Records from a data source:
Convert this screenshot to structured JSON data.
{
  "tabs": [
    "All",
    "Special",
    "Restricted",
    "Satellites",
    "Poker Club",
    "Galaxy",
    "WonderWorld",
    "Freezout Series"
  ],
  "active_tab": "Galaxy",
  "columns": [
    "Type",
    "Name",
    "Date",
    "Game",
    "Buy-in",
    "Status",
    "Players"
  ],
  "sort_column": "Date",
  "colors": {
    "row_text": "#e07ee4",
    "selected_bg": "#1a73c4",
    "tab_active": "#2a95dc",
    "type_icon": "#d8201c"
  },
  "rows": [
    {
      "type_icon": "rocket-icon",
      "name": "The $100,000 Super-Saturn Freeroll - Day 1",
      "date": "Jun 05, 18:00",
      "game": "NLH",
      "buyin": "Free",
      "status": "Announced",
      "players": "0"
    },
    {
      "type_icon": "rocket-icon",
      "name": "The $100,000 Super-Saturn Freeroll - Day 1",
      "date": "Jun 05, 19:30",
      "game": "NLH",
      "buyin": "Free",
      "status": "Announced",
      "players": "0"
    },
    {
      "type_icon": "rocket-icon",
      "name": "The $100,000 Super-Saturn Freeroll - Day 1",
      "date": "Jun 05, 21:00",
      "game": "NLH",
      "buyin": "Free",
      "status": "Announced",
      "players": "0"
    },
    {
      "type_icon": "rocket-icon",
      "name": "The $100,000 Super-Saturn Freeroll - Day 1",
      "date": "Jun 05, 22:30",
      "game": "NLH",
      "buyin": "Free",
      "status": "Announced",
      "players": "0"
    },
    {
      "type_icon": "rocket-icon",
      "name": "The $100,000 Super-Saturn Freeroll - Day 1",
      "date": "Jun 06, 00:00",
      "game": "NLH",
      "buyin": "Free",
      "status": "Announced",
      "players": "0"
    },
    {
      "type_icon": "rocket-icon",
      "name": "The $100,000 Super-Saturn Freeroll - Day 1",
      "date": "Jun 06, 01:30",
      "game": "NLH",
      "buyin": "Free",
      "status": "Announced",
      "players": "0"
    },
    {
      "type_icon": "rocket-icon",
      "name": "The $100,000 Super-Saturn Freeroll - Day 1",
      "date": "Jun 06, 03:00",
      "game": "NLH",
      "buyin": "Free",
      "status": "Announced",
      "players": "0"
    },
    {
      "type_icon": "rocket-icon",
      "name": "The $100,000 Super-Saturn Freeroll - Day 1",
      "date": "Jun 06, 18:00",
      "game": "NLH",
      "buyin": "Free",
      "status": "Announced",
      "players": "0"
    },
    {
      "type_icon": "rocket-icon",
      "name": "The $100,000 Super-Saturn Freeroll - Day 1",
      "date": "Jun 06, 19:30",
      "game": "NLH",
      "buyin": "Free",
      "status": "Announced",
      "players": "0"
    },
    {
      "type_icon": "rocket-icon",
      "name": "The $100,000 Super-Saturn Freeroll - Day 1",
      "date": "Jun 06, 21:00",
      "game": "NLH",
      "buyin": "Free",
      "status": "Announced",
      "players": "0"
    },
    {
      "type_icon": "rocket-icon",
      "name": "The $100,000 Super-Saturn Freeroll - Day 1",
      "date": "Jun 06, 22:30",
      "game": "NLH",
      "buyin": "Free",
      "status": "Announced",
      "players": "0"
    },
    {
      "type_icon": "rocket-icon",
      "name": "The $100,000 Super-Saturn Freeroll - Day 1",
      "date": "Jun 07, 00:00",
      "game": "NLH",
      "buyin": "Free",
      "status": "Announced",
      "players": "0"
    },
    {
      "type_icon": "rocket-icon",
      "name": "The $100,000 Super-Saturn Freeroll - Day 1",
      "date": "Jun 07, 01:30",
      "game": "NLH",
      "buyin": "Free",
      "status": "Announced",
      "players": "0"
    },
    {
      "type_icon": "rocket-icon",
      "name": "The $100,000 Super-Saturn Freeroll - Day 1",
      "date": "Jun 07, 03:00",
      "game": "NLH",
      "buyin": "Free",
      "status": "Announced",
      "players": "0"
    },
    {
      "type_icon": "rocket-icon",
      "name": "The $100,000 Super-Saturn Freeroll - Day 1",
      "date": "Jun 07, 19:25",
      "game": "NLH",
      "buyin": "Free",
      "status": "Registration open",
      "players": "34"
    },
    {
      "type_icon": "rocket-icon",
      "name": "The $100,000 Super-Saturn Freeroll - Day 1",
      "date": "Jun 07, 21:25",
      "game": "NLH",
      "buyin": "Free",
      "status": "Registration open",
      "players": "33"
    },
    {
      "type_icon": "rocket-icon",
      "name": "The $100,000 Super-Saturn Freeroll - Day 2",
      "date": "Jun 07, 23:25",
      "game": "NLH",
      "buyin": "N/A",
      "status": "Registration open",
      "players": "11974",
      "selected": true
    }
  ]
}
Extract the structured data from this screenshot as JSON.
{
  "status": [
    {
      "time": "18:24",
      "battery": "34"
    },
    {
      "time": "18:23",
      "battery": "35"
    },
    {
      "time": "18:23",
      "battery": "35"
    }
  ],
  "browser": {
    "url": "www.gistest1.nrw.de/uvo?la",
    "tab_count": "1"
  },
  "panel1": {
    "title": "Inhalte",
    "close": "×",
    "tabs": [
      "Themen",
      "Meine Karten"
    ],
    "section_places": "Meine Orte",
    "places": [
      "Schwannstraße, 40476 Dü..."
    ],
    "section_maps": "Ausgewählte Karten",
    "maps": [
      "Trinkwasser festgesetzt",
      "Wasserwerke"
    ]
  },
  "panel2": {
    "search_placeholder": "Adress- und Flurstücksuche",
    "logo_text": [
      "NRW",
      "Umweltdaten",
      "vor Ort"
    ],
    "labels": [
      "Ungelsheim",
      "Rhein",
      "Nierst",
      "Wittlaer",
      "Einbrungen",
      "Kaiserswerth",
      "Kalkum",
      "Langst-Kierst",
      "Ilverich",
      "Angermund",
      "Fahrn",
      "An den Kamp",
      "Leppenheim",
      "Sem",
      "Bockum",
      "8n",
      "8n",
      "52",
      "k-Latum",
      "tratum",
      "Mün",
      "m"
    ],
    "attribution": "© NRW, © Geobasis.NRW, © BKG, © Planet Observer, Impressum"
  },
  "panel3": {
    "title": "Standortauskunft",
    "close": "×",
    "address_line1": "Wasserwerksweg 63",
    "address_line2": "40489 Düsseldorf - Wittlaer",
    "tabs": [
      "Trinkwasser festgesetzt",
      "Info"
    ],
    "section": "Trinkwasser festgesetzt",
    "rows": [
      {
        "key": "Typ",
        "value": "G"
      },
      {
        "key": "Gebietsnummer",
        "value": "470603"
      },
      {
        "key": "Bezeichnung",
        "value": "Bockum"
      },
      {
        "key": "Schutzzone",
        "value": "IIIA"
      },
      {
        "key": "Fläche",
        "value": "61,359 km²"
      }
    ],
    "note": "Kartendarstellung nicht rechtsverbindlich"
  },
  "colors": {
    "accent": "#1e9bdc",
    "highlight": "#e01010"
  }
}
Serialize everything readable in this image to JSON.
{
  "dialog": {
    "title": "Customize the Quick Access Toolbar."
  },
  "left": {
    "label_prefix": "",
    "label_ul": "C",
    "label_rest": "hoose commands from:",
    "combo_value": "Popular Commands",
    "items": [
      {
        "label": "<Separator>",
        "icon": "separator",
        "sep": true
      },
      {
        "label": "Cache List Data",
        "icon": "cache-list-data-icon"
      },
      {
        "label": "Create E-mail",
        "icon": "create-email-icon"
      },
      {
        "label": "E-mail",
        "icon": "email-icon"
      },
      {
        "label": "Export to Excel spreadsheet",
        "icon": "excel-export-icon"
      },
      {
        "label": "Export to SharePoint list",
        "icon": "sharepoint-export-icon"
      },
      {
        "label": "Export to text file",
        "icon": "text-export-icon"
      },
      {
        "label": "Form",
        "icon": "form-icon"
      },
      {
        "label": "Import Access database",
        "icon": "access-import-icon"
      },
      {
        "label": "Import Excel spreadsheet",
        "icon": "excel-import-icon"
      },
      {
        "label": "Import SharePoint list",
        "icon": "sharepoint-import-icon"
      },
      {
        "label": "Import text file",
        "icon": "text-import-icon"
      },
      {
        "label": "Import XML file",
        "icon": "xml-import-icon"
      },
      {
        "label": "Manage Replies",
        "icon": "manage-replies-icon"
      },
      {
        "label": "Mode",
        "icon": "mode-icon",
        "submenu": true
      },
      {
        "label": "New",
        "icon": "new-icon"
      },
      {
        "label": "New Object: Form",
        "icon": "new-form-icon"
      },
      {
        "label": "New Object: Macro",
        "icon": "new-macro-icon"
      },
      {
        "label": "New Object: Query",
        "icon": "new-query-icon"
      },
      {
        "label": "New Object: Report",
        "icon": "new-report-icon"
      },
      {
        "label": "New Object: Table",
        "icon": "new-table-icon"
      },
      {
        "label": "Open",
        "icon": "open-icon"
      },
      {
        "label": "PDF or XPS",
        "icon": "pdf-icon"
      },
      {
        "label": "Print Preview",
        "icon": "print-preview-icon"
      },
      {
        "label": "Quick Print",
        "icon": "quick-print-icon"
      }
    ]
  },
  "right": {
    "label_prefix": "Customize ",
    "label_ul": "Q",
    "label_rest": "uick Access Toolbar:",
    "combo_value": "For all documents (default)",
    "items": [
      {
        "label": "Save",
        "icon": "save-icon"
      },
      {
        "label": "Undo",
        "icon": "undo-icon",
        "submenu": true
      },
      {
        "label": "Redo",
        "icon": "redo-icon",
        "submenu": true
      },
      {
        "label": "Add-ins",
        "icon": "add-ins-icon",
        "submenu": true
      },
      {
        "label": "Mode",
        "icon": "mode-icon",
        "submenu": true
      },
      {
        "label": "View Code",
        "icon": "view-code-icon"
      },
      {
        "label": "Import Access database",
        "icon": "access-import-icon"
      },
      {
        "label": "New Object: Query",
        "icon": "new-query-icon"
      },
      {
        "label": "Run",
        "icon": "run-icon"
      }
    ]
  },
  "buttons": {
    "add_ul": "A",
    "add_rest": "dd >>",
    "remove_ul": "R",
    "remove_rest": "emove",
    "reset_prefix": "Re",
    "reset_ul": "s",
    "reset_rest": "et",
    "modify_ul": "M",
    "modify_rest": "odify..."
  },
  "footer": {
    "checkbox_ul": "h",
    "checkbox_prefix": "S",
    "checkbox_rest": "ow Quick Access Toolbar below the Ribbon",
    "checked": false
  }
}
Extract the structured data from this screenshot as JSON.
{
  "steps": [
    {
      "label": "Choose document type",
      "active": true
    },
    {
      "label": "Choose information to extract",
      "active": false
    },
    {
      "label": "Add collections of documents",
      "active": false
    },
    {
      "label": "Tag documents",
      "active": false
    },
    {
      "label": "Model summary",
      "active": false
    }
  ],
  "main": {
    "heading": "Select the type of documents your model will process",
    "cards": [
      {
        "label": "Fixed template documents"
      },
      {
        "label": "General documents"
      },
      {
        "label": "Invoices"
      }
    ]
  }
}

DIRECTIVE: Look through the entries above and report each line where the string "Meine" occurs.

FINAL ANSWER:
      "Meine Karten"
    "section_places": "Meine Orte",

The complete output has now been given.